## Task to complete
All of the data must be output without alteration.

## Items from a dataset
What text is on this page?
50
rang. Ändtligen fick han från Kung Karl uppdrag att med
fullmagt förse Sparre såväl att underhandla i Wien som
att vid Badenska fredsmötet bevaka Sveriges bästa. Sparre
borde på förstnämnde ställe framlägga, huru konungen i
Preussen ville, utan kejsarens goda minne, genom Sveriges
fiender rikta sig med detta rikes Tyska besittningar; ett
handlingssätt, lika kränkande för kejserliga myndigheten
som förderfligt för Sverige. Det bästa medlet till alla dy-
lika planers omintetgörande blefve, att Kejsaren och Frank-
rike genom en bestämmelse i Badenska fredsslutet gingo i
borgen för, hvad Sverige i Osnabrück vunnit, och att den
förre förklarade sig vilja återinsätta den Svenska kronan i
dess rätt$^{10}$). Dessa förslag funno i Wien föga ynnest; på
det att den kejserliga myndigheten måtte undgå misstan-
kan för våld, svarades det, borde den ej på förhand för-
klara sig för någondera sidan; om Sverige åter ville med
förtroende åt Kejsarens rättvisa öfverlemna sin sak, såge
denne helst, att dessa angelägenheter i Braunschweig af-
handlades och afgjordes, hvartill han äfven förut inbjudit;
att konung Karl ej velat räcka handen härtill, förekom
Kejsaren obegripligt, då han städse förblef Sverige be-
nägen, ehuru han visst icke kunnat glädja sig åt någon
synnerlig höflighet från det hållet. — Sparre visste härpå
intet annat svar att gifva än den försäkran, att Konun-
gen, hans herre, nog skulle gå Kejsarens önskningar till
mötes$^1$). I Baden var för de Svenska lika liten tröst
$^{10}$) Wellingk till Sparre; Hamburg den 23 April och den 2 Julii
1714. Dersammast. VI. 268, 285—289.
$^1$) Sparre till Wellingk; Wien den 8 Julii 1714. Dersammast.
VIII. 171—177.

## Written answer
What text is on this page?
50
rang. Ändtligen fick han från Kung Karl uppdrag att med
fullmagt förse Sparre såväl att underhandla i Wien som
att vid Badenska fredsmötet bevaka Sveriges bästa. Sparre
borde på förstnämnde ställe framlägga, huru konungen i
Preussen ville, utan kejsarens goda minne, genom Sveriges
fiender rikta sig med detta rikes Tyska besittningar; ett
handlingssätt, lika kränkande för kejserliga myndigheten
som förderfligt för Sverige. Det bästa medlet till alla dy-
lika planers omintetgörande blefve, att Kejsaren och Frank-
rike genom en bestämmelse i Badenska fredsslutet gingo i
borgen för, hvad Sverige i Osnabrück vunnit, och att den
förre förklarade sig vilja återinsätta den Svenska kronan i
dess rätt$^{10}$). Dessa förslag funno i Wien föga ynnest; på
det att den kejserliga myndigheten måtte undgå misstan-
kan för våld, svarades det, borde den ej på förhand för-
klara sig för någondera sidan; om Sverige åter ville med
förtroende åt Kejsarens rättvisa öfverlemna sin sak, såge
denne helst, att dessa angelägenheter i Braunschweig af-
handlades och afgjordes, hvartill han äfven förut inbjudit;
att konung Karl ej velat räcka handen härtill, förekom
Kejsaren obegripligt, då han städse förblef Sverige be-
nägen, ehuru han visst icke kunnat glädja sig åt någon
synnerlig höflighet från det hållet. — Sparre visste härpå
intet annat svar att gifva än den försäkran, att Konun-
gen, hans herre, nog skulle gå Kejsarens önskningar till
mötes$^1$). I Baden var för de Svenska lika liten tröst
$^{10}$) Wellingk till Sparre; Hamburg den 23 April och den 2 Julii
1714. Dersammast. VI. 268, 285—289.
$^1$) Sparre till Wellingk; Wien den 8 Julii 1714. Dersammast.
VIII. 171—177.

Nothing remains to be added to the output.